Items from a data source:
%%

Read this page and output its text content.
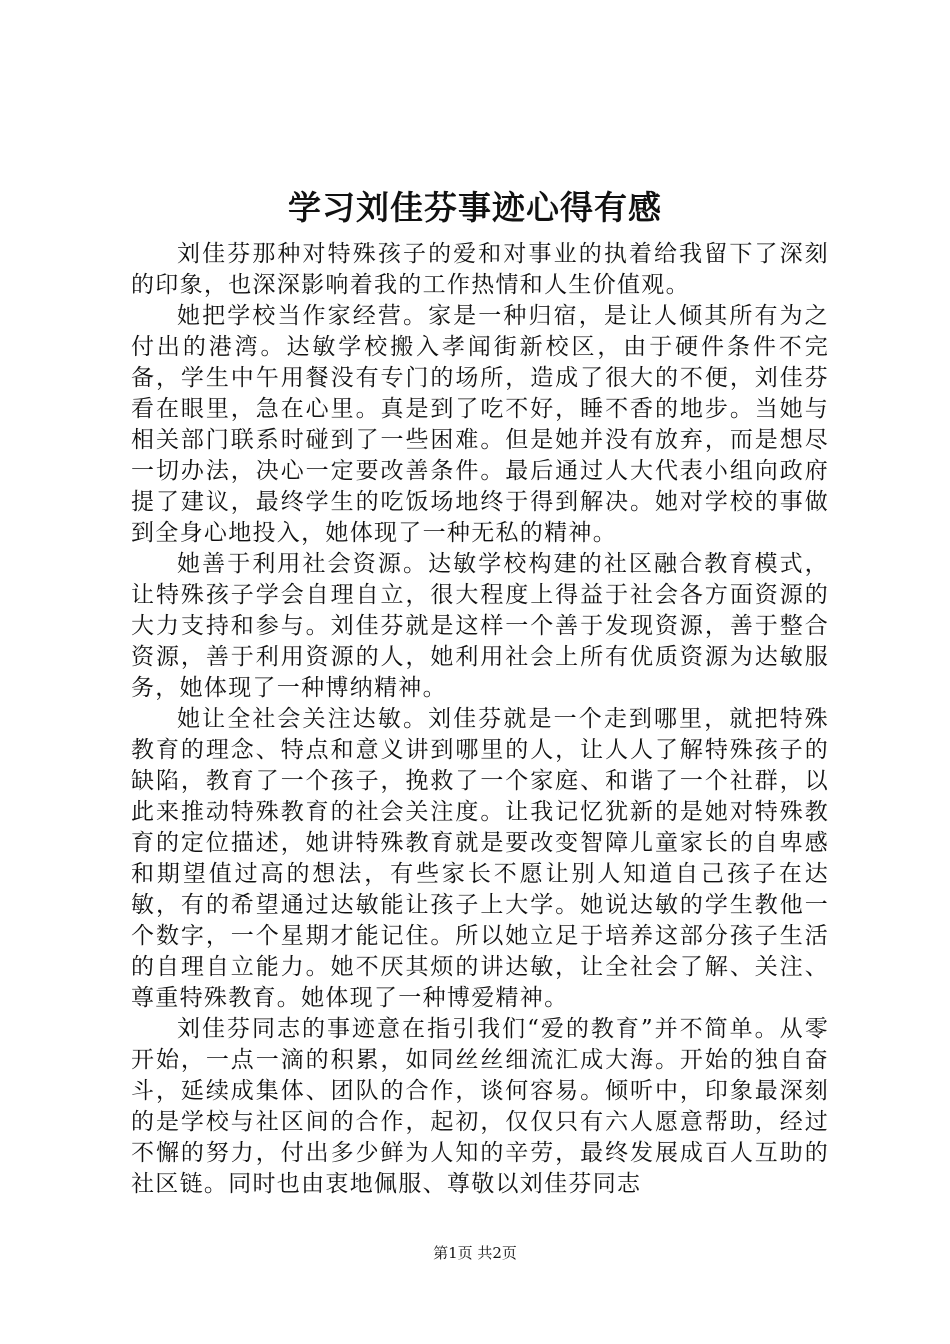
学习刘佳芬事迹心得有感

刘佳芬那种对特殊孩子的爱和对事业的执着给我留下了深刻的印象，也深深影响着我的工作热情和人生价值观。

她把学校当作家经营。家是一种归宿，是让人倾其所有为之付出的港湾。达敏学校搬入孝闻街新校区，由于硬件条件不完备，学生中午用餐没有专门的场所，造成了很大的不便，刘佳芬看在眼里，急在心里。真是到了吃不好，睡不香的地步。当她与相关部门联系时碰到了一些困难。但是她并没有放弃，而是想尽一切办法，决心一定要改善条件。最后通过人大代表小组向政府提了建议，最终学生的吃饭场地终于得到解决。她对学校的事做到全身心地投入，她体现了一种无私的精神。

她善于利用社会资源。达敏学校构建的社区融合教育模式，让特殊孩子学会自理自立，很大程度上得益于社会各方面资源的大力支持和参与。刘佳芬就是这样一个善于发现资源，善于整合资源，善于利用资源的人，她利用社会上所有优质资源为达敏服务，她体现了一种博纳精神。

她让全社会关注达敏。刘佳芬就是一个走到哪里，就把特殊教育的理念、特点和意义讲到哪里的人，让人人了解特殊孩子的缺陷，教育了一个孩子，挽救了一个家庭、和谐了一个社群，以此来推动特殊教育的社会关注度。让我记忆犹新的是她对特殊教育的定位描述，她讲特殊教育就是要改变智障儿童家长的自卑感和期望值过高的想法，有些家长不愿让别人知道自己孩子在达敏，有的希望通过达敏能让孩子上大学。她说达敏的学生教他一个数字，一个星期才能记住。所以她立足于培养这部分孩子生活的自理自立能力。她不厌其烦的讲达敏，让全社会了解、关注、尊重特殊教育。她体现了一种博爱精神。

刘佳芬同志的事迹意在指引我们“爱的教育”并不简单。从零开始，一点一滴的积累，如同丝丝细流汇成大海。开始的独自奋斗，延续成集体、团队的合作，谈何容易。倾听中，印象最深刻的是学校与社区间的合作，起初，仅仅只有六人愿意帮助，经过不懈的努力，付出多少鲜为人知的辛劳，最终发展成百人互助的社区链。同时也由衷地佩服、尊敬以刘佳芬同志

第1页 共2页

%%

**Written request**:
Make an exact copy of the data, leaving its pictures out.

**Solution for this problem**:
Read this page and output its text content.
学习刘佳芬事迹心得有感

刘佳芬那种对特殊孩子的爱和对事业的执着给我留下了深刻的印象，也深深影响着我的工作热情和人生价值观。

她把学校当作家经营。家是一种归宿，是让人倾其所有为之付出的港湾。达敏学校搬入孝闻街新校区，由于硬件条件不完备，学生中午用餐没有专门的场所，造成了很大的不便，刘佳芬看在眼里，急在心里。真是到了吃不好，睡不香的地步。当她与相关部门联系时碰到了一些困难。但是她并没有放弃，而是想尽一切办法，决心一定要改善条件。最后通过人大代表小组向政府提了建议，最终学生的吃饭场地终于得到解决。她对学校的事做到全身心地投入，她体现了一种无私的精神。

她善于利用社会资源。达敏学校构建的社区融合教育模式，让特殊孩子学会自理自立，很大程度上得益于社会各方面资源的大力支持和参与。刘佳芬就是这样一个善于发现资源，善于整合资源，善于利用资源的人，她利用社会上所有优质资源为达敏服务，她体现了一种博纳精神。

她让全社会关注达敏。刘佳芬就是一个走到哪里，就把特殊教育的理念、特点和意义讲到哪里的人，让人人了解特殊孩子的缺陷，教育了一个孩子，挽救了一个家庭、和谐了一个社群，以此来推动特殊教育的社会关注度。让我记忆犹新的是她对特殊教育的定位描述，她讲特殊教育就是要改变智障儿童家长的自卑感和期望值过高的想法，有些家长不愿让别人知道自己孩子在达敏，有的希望通过达敏能让孩子上大学。她说达敏的学生教他一个数字，一个星期才能记住。所以她立足于培养这部分孩子生活的自理自立能力。她不厌其烦的讲达敏，让全社会了解、关注、尊重特殊教育。她体现了一种博爱精神。

刘佳芬同志的事迹意在指引我们“爱的教育”并不简单。从零开始，一点一滴的积累，如同丝丝细流汇成大海。开始的独自奋斗，延续成集体、团队的合作，谈何容易。倾听中，印象最深刻的是学校与社区间的合作，起初，仅仅只有六人愿意帮助，经过不懈的努力，付出多少鲜为人知的辛劳，最终发展成百人互助的社区链。同时也由衷地佩服、尊敬以刘佳芬同志

第1页 共2页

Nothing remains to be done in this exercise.